AIM OF THE EXERCISE.
Check every line of the material below for "Graduates". Give the number of lines that have it, and only that.

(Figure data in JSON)
- - - - - - -

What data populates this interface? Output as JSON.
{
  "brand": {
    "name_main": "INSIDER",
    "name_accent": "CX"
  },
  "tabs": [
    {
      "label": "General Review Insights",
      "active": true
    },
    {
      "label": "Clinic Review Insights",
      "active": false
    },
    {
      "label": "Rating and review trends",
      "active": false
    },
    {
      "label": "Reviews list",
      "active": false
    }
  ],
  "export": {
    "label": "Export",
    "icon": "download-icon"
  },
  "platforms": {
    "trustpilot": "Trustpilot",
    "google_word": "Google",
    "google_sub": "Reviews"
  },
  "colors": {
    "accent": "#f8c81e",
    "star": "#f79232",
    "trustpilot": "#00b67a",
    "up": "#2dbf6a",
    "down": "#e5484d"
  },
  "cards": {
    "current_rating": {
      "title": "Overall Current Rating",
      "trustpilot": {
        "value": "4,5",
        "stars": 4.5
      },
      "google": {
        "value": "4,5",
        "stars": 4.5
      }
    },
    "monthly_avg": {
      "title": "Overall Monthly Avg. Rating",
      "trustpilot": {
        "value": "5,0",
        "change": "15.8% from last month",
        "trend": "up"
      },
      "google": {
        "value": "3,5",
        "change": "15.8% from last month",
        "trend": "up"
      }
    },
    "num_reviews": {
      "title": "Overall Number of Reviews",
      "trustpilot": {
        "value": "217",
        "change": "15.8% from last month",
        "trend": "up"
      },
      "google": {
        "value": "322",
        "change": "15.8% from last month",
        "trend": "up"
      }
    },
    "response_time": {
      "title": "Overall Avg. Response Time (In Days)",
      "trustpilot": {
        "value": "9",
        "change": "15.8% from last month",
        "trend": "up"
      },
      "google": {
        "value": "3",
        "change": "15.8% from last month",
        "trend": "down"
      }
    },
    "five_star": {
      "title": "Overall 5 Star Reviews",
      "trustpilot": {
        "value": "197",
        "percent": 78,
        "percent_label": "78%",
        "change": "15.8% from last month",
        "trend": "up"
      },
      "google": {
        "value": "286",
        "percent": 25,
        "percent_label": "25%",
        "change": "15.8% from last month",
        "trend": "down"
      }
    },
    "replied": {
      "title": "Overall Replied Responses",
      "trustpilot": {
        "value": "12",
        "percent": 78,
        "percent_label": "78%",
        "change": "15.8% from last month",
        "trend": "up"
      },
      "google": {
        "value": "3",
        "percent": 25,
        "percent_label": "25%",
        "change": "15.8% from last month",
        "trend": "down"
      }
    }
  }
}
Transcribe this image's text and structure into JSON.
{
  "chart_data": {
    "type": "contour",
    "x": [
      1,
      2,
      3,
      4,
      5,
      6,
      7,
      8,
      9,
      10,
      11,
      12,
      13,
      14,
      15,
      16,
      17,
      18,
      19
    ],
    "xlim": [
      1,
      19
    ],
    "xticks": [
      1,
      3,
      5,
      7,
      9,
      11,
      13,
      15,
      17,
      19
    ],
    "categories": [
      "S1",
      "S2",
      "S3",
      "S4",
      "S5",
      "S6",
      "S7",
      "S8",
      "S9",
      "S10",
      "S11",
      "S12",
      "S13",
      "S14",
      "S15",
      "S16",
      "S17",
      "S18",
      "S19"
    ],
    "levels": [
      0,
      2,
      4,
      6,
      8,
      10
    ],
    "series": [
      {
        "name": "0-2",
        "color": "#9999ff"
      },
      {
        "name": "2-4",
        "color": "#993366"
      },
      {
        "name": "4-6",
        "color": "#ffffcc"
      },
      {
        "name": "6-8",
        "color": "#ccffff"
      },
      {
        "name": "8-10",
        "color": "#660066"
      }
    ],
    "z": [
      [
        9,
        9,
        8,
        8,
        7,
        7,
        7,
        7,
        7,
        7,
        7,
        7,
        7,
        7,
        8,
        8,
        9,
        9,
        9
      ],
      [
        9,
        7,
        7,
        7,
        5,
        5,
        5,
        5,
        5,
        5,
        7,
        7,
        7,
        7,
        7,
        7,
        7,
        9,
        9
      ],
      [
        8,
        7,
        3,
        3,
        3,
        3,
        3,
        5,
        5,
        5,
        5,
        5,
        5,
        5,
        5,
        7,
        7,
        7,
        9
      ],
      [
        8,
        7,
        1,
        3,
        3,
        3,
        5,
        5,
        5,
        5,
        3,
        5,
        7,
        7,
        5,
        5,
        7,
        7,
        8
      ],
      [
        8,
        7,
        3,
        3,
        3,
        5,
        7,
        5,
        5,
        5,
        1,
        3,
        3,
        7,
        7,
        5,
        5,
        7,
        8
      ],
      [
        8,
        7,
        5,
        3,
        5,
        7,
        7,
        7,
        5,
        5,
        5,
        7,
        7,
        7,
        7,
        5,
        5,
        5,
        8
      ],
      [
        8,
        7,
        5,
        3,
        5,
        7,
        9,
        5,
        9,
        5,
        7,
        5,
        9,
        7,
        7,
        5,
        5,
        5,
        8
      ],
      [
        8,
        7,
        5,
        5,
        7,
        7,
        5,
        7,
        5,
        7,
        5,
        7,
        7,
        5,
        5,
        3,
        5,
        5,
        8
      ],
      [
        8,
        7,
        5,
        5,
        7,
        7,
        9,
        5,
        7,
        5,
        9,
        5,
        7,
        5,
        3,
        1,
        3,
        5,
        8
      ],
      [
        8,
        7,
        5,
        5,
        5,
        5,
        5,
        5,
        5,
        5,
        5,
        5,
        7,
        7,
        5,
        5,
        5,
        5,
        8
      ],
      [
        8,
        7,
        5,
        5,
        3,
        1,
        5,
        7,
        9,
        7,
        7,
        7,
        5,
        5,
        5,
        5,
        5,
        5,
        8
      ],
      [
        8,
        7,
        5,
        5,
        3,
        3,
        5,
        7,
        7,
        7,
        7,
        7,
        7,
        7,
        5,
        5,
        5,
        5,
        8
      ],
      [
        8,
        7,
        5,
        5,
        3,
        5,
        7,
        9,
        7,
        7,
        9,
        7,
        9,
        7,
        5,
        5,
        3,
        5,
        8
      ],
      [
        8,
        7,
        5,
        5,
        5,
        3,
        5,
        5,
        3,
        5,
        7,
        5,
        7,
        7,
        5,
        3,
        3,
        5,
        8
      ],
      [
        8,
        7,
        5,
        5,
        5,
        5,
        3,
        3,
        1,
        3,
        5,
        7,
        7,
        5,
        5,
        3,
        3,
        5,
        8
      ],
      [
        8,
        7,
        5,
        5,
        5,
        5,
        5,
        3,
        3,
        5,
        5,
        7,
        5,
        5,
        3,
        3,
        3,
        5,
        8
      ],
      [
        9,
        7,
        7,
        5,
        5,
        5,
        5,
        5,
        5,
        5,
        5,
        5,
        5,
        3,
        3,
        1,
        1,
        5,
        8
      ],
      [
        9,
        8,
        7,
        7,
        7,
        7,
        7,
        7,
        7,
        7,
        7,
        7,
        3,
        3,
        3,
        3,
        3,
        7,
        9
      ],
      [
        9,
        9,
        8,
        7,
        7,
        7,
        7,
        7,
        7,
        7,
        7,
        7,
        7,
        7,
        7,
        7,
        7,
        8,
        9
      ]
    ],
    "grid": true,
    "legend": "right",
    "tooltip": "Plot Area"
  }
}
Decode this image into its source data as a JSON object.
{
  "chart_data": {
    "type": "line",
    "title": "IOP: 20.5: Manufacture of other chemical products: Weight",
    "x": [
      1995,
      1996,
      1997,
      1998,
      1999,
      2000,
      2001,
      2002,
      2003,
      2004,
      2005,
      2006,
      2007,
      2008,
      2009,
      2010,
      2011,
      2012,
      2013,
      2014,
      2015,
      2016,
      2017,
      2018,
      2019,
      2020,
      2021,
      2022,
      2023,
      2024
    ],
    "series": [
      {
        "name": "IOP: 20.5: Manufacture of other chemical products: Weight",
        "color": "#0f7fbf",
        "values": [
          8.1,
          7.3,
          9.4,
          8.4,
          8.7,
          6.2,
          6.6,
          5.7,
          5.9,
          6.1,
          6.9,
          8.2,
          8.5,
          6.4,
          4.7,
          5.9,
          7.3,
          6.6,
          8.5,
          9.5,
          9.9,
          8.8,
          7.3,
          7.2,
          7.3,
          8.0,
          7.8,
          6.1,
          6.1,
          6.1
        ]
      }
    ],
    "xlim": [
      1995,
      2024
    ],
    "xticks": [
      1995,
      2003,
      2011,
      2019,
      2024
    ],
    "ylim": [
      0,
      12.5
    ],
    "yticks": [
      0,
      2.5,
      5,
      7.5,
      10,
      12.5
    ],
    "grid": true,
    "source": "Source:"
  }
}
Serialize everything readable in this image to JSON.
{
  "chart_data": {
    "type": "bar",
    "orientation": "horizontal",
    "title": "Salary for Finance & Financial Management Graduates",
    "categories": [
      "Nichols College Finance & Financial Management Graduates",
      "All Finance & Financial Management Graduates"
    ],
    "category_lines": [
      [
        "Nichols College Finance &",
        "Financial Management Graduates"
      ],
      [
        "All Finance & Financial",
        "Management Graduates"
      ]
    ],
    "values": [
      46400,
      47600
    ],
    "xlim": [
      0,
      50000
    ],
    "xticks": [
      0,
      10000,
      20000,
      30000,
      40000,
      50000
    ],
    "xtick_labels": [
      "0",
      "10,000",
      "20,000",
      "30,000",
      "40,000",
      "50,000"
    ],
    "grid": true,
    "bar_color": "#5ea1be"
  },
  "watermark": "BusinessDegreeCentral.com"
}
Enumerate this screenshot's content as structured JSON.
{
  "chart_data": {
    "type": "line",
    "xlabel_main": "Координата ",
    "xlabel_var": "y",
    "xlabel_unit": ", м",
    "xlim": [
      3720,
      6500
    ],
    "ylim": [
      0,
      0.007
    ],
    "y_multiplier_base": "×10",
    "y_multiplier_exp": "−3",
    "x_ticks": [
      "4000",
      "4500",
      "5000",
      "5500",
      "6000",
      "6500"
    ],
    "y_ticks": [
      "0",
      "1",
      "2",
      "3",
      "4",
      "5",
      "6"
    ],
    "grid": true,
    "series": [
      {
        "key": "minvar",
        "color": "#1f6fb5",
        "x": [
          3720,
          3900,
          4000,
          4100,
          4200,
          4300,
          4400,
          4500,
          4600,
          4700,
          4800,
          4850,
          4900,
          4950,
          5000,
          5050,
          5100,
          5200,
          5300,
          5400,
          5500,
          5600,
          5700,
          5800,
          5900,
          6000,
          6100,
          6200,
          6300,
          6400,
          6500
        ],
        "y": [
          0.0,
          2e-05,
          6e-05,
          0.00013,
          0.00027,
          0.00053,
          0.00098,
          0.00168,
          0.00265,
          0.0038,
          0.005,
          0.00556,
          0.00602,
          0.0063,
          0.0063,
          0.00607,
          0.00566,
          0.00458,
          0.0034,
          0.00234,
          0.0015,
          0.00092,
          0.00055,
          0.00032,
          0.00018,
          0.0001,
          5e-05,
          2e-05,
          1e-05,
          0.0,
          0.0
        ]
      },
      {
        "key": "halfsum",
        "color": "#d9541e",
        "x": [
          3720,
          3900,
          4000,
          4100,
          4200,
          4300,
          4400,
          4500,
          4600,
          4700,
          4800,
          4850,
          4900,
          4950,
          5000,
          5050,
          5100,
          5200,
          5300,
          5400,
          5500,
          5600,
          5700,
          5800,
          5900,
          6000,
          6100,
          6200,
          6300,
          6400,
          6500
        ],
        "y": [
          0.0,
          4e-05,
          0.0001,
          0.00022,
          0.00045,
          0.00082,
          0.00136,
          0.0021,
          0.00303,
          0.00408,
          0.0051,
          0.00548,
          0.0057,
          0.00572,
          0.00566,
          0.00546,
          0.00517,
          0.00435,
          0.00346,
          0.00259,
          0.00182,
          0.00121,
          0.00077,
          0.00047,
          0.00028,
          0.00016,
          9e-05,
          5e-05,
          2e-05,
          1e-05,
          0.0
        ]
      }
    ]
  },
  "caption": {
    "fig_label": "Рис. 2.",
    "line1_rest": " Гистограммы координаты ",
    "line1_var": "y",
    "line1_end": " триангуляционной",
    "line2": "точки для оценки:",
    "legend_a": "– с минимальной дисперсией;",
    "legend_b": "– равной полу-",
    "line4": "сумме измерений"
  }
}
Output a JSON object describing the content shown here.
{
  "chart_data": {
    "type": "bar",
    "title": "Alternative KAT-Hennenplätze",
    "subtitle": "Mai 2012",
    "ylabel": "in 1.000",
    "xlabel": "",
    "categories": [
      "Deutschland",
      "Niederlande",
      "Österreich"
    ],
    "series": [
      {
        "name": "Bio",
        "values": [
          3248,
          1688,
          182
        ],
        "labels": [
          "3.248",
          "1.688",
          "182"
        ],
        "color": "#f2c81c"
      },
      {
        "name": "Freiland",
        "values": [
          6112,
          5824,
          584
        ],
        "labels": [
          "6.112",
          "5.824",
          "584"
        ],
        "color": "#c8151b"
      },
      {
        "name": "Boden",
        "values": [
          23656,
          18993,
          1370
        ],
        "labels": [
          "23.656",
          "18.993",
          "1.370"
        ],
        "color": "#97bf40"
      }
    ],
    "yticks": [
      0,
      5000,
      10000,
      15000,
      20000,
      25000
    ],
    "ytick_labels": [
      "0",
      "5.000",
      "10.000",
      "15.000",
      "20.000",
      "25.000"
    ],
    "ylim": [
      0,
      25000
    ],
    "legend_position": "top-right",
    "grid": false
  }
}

- - - - - - -

ANSWER TO THE EXERCISE.
5